Records contained in a dataset

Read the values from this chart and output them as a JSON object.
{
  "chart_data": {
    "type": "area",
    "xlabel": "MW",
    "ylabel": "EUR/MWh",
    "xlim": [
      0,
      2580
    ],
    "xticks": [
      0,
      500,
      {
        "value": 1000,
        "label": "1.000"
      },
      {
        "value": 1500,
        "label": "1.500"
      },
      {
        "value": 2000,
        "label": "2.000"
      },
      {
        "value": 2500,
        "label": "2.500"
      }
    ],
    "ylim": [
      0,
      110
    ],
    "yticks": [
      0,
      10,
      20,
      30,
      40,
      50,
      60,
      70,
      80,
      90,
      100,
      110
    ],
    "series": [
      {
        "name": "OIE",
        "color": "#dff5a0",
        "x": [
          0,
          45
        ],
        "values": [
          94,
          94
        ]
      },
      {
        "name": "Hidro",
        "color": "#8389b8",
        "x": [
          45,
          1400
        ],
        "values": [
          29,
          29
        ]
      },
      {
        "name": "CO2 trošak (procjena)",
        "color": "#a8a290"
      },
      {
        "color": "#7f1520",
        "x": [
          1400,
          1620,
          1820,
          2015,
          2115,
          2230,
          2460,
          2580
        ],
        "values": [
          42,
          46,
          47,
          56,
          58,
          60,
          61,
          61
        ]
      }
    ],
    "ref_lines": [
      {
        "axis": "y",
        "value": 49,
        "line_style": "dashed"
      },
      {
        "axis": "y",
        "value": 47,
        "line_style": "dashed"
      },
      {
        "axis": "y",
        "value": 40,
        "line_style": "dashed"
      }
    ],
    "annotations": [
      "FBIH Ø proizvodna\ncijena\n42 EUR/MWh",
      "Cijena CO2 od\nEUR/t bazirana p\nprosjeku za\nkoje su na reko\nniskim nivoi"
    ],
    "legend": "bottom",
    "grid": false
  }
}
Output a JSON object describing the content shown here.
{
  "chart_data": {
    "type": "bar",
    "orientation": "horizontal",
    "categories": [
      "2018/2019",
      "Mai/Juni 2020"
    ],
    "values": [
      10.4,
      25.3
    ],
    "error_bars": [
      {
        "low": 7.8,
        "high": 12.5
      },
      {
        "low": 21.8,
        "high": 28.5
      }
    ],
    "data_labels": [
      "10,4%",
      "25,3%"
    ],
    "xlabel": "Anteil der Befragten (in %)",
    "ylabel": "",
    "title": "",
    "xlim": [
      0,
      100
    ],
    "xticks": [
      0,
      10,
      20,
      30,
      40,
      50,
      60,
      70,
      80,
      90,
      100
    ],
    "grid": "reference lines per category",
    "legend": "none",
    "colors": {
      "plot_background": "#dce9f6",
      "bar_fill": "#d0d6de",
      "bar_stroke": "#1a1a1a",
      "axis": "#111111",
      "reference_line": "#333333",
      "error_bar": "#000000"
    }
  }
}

> _EXERCISE PROMPT_:
Write out the material exactly as given.

> _TASK RESULT_:
Read the values from this chart and output them as a JSON object.
{
  "chart_data": {
    "type": "area",
    "xlabel": "MW",
    "ylabel": "EUR/MWh",
    "xlim": [
      0,
      2580
    ],
    "xticks": [
      0,
      500,
      {
        "value": 1000,
        "label": "1.000"
      },
      {
        "value": 1500,
        "label": "1.500"
      },
      {
        "value": 2000,
        "label": "2.000"
      },
      {
        "value": 2500,
        "label": "2.500"
      }
    ],
    "ylim": [
      0,
      110
    ],
    "yticks": [
      0,
      10,
      20,
      30,
      40,
      50,
      60,
      70,
      80,
      90,
      100,
      110
    ],
    "series": [
      {
        "name": "OIE",
        "color": "#dff5a0",
        "x": [
          0,
          45
        ],
        "values": [
          94,
          94
        ]
      },
      {
        "name": "Hidro",
        "color": "#8389b8",
        "x": [
          45,
          1400
        ],
        "values": [
          29,
          29
        ]
      },
      {
        "name": "CO2 trošak (procjena)",
        "color": "#a8a290"
      },
      {
        "color": "#7f1520",
        "x": [
          1400,
          1620,
          1820,
          2015,
          2115,
          2230,
          2460,
          2580
        ],
        "values": [
          42,
          46,
          47,
          56,
          58,
          60,
          61,
          61
        ]
      }
    ],
    "ref_lines": [
      {
        "axis": "y",
        "value": 49,
        "line_style": "dashed"
      },
      {
        "axis": "y",
        "value": 47,
        "line_style": "dashed"
      },
      {
        "axis": "y",
        "value": 40,
        "line_style": "dashed"
      }
    ],
    "annotations": [
      "FBIH Ø proizvodna\ncijena\n42 EUR/MWh",
      "Cijena CO2 od\nEUR/t bazirana p\nprosjeku za\nkoje su na reko\nniskim nivoi"
    ],
    "legend": "bottom",
    "grid": false
  }
}
Output a JSON object describing the content shown here.
{
  "chart_data": {
    "type": "bar",
    "orientation": "horizontal",
    "categories": [
      "2018/2019",
      "Mai/Juni 2020"
    ],
    "values": [
      10.4,
      25.3
    ],
    "error_bars": [
      {
        "low": 7.8,
        "high": 12.5
      },
      {
        "low": 21.8,
        "high": 28.5
      }
    ],
    "data_labels": [
      "10,4%",
      "25,3%"
    ],
    "xlabel": "Anteil der Befragten (in %)",
    "ylabel": "",
    "title": "",
    "xlim": [
      0,
      100
    ],
    "xticks": [
      0,
      10,
      20,
      30,
      40,
      50,
      60,
      70,
      80,
      90,
      100
    ],
    "grid": "reference lines per category",
    "legend": "none",
    "colors": {
      "plot_background": "#dce9f6",
      "bar_fill": "#d0d6de",
      "bar_stroke": "#1a1a1a",
      "axis": "#111111",
      "reference_line": "#333333",
      "error_bar": "#000000"
    }
  }
}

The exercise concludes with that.